▶ PROBLEM REQUIREMENTS: Your task is to locate every line holding the string "icon" and to copy each of them.

▶ EXTRACTED MATERIAL:
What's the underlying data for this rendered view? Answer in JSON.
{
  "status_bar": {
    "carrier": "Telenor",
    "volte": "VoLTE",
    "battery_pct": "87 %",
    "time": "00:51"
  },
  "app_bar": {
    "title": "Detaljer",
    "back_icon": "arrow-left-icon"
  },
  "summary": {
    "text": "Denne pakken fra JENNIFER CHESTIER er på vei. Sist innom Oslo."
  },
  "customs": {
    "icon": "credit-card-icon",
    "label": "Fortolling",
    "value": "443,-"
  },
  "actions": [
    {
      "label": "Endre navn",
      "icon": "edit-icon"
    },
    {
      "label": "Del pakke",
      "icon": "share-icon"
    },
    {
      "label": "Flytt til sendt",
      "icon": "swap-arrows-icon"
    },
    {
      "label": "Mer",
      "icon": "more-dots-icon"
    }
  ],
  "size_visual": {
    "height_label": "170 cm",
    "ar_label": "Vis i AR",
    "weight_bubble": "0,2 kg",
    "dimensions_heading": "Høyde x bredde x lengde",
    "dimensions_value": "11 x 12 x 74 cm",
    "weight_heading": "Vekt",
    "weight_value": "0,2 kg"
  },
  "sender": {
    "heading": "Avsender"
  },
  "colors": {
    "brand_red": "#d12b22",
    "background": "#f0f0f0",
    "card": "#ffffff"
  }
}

▶ REPLY:
    "back_icon": "arrow-left-icon"
    "icon": "credit-card-icon",
      "icon": "edit-icon"
      "icon": "share-icon"
      "icon": "swap-arrows-icon"
      "icon": "more-dots-icon"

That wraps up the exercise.